● Written exercise
Print all of the data exactly.

>> BEGIN

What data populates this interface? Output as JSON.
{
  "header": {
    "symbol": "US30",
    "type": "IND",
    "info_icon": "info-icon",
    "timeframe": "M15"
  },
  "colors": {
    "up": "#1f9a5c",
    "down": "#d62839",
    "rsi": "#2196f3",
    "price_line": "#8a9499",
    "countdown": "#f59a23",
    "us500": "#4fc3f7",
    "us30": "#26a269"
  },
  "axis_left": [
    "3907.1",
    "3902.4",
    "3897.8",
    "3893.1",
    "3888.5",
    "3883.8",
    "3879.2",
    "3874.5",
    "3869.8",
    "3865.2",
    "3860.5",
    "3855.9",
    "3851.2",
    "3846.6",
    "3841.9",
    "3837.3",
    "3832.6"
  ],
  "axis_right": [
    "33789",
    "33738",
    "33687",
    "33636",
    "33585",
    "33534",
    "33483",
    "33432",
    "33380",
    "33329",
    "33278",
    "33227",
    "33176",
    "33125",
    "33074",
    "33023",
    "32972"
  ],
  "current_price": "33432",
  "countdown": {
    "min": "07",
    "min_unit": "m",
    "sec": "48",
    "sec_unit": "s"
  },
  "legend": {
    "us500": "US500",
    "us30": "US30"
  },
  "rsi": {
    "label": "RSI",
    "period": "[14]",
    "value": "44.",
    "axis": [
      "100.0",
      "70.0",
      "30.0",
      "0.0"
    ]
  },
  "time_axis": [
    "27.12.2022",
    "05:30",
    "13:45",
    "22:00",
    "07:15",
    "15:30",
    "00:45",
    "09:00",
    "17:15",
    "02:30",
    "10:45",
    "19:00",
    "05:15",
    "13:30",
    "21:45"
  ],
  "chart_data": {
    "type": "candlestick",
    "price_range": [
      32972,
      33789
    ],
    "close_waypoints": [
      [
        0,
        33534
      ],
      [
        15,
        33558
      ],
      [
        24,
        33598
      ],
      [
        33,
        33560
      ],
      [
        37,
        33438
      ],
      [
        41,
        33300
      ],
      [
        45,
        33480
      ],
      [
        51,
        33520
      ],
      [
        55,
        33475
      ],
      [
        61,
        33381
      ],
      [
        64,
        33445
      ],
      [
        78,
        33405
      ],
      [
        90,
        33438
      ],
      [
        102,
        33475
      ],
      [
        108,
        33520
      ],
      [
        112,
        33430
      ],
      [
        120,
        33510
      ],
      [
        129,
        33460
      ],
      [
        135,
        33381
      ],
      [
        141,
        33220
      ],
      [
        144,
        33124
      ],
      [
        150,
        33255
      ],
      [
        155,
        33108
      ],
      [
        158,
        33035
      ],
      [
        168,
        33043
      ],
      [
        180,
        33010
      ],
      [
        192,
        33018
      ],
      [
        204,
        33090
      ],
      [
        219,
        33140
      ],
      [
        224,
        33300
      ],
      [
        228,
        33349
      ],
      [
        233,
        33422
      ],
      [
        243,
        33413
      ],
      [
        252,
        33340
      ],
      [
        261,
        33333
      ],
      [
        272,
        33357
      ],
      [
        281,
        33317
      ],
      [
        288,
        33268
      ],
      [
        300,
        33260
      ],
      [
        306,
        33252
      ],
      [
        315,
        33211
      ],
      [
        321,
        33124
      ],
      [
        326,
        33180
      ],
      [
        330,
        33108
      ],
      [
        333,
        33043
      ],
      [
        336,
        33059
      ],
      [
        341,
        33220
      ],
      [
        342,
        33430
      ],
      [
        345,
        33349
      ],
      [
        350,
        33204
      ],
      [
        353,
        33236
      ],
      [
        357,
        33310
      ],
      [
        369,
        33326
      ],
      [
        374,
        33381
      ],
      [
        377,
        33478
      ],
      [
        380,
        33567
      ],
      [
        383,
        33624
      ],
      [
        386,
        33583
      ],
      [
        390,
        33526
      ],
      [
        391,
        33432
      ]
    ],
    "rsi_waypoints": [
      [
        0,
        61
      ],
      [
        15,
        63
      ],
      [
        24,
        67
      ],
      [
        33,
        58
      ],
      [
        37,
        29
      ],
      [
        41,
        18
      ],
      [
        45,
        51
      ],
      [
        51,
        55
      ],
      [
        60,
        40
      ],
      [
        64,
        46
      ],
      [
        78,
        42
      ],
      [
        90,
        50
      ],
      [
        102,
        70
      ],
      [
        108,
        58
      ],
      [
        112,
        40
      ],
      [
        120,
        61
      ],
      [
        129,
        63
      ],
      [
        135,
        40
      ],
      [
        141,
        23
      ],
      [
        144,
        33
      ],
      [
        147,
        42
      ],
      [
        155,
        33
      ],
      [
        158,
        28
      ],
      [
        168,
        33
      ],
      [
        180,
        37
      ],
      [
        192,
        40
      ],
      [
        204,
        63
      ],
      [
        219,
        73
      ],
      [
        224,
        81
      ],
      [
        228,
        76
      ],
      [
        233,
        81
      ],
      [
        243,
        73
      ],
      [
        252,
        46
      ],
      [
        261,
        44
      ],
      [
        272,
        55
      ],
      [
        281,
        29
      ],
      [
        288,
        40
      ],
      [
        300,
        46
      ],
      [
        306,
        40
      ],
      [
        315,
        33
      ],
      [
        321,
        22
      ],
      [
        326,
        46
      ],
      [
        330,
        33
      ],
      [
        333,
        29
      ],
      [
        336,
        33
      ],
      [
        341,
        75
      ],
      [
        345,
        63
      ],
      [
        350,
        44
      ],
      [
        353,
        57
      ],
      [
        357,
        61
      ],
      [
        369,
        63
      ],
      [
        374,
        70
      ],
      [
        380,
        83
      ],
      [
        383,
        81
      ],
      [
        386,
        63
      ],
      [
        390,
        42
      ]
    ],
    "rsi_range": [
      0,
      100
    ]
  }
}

>> END

● Output of the task
What data populates this interface? Output as JSON.
{
  "header": {
    "symbol": "US30",
    "type": "IND",
    "info_icon": "info-icon",
    "timeframe": "M15"
  },
  "colors": {
    "up": "#1f9a5c",
    "down": "#d62839",
    "rsi": "#2196f3",
    "price_line": "#8a9499",
    "countdown": "#f59a23",
    "us500": "#4fc3f7",
    "us30": "#26a269"
  },
  "axis_left": [
    "3907.1",
    "3902.4",
    "3897.8",
    "3893.1",
    "3888.5",
    "3883.8",
    "3879.2",
    "3874.5",
    "3869.8",
    "3865.2",
    "3860.5",
    "3855.9",
    "3851.2",
    "3846.6",
    "3841.9",
    "3837.3",
    "3832.6"
  ],
  "axis_right": [
    "33789",
    "33738",
    "33687",
    "33636",
    "33585",
    "33534",
    "33483",
    "33432",
    "33380",
    "33329",
    "33278",
    "33227",
    "33176",
    "33125",
    "33074",
    "33023",
    "32972"
  ],
  "current_price": "33432",
  "countdown": {
    "min": "07",
    "min_unit": "m",
    "sec": "48",
    "sec_unit": "s"
  },
  "legend": {
    "us500": "US500",
    "us30": "US30"
  },
  "rsi": {
    "label": "RSI",
    "period": "[14]",
    "value": "44.",
    "axis": [
      "100.0",
      "70.0",
      "30.0",
      "0.0"
    ]
  },
  "time_axis": [
    "27.12.2022",
    "05:30",
    "13:45",
    "22:00",
    "07:15",
    "15:30",
    "00:45",
    "09:00",
    "17:15",
    "02:30",
    "10:45",
    "19:00",
    "05:15",
    "13:30",
    "21:45"
  ],
  "chart_data": {
    "type": "candlestick",
    "price_range": [
      32972,
      33789
    ],
    "close_waypoints": [
      [
        0,
        33534
      ],
      [
        15,
        33558
      ],
      [
        24,
        33598
      ],
      [
        33,
        33560
      ],
      [
        37,
        33438
      ],
      [
        41,
        33300
      ],
      [
        45,
        33480
      ],
      [
        51,
        33520
      ],
      [
        55,
        33475
      ],
      [
        61,
        33381
      ],
      [
        64,
        33445
      ],
      [
        78,
        33405
      ],
      [
        90,
        33438
      ],
      [
        102,
        33475
      ],
      [
        108,
        33520
      ],
      [
        112,
        33430
      ],
      [
        120,
        33510
      ],
      [
        129,
        33460
      ],
      [
        135,
        33381
      ],
      [
        141,
        33220
      ],
      [
        144,
        33124
      ],
      [
        150,
        33255
      ],
      [
        155,
        33108
      ],
      [
        158,
        33035
      ],
      [
        168,
        33043
      ],
      [
        180,
        33010
      ],
      [
        192,
        33018
      ],
      [
        204,
        33090
      ],
      [
        219,
        33140
      ],
      [
        224,
        33300
      ],
      [
        228,
        33349
      ],
      [
        233,
        33422
      ],
      [
        243,
        33413
      ],
      [
        252,
        33340
      ],
      [
        261,
        33333
      ],
      [
        272,
        33357
      ],
      [
        281,
        33317
      ],
      [
        288,
        33268
      ],
      [
        300,
        33260
      ],
      [
        306,
        33252
      ],
      [
        315,
        33211
      ],
      [
        321,
        33124
      ],
      [
        326,
        33180
      ],
      [
        330,
        33108
      ],
      [
        333,
        33043
      ],
      [
        336,
        33059
      ],
      [
        341,
        33220
      ],
      [
        342,
        33430
      ],
      [
        345,
        33349
      ],
      [
        350,
        33204
      ],
      [
        353,
        33236
      ],
      [
        357,
        33310
      ],
      [
        369,
        33326
      ],
      [
        374,
        33381
      ],
      [
        377,
        33478
      ],
      [
        380,
        33567
      ],
      [
        383,
        33624
      ],
      [
        386,
        33583
      ],
      [
        390,
        33526
      ],
      [
        391,
        33432
      ]
    ],
    "rsi_waypoints": [
      [
        0,
        61
      ],
      [
        15,
        63
      ],
      [
        24,
        67
      ],
      [
        33,
        58
      ],
      [
        37,
        29
      ],
      [
        41,
        18
      ],
      [
        45,
        51
      ],
      [
        51,
        55
      ],
      [
        60,
        40
      ],
      [
        64,
        46
      ],
      [
        78,
        42
      ],
      [
        90,
        50
      ],
      [
        102,
        70
      ],
      [
        108,
        58
      ],
      [
        112,
        40
      ],
      [
        120,
        61
      ],
      [
        129,
        63
      ],
      [
        135,
        40
      ],
      [
        141,
        23
      ],
      [
        144,
        33
      ],
      [
        147,
        42
      ],
      [
        155,
        33
      ],
      [
        158,
        28
      ],
      [
        168,
        33
      ],
      [
        180,
        37
      ],
      [
        192,
        40
      ],
      [
        204,
        63
      ],
      [
        219,
        73
      ],
      [
        224,
        81
      ],
      [
        228,
        76
      ],
      [
        233,
        81
      ],
      [
        243,
        73
      ],
      [
        252,
        46
      ],
      [
        261,
        44
      ],
      [
        272,
        55
      ],
      [
        281,
        29
      ],
      [
        288,
        40
      ],
      [
        300,
        46
      ],
      [
        306,
        40
      ],
      [
        315,
        33
      ],
      [
        321,
        22
      ],
      [
        326,
        46
      ],
      [
        330,
        33
      ],
      [
        333,
        29
      ],
      [
        336,
        33
      ],
      [
        341,
        75
      ],
      [
        345,
        63
      ],
      [
        350,
        44
      ],
      [
        353,
        57
      ],
      [
        357,
        61
      ],
      [
        369,
        63
      ],
      [
        374,
        70
      ],
      [
        380,
        83
      ],
      [
        383,
        81
      ],
      [
        386,
        63
      ],
      [
        390,
        42
      ]
    ],
    "rsi_range": [
      0,
      100
    ]
  }
}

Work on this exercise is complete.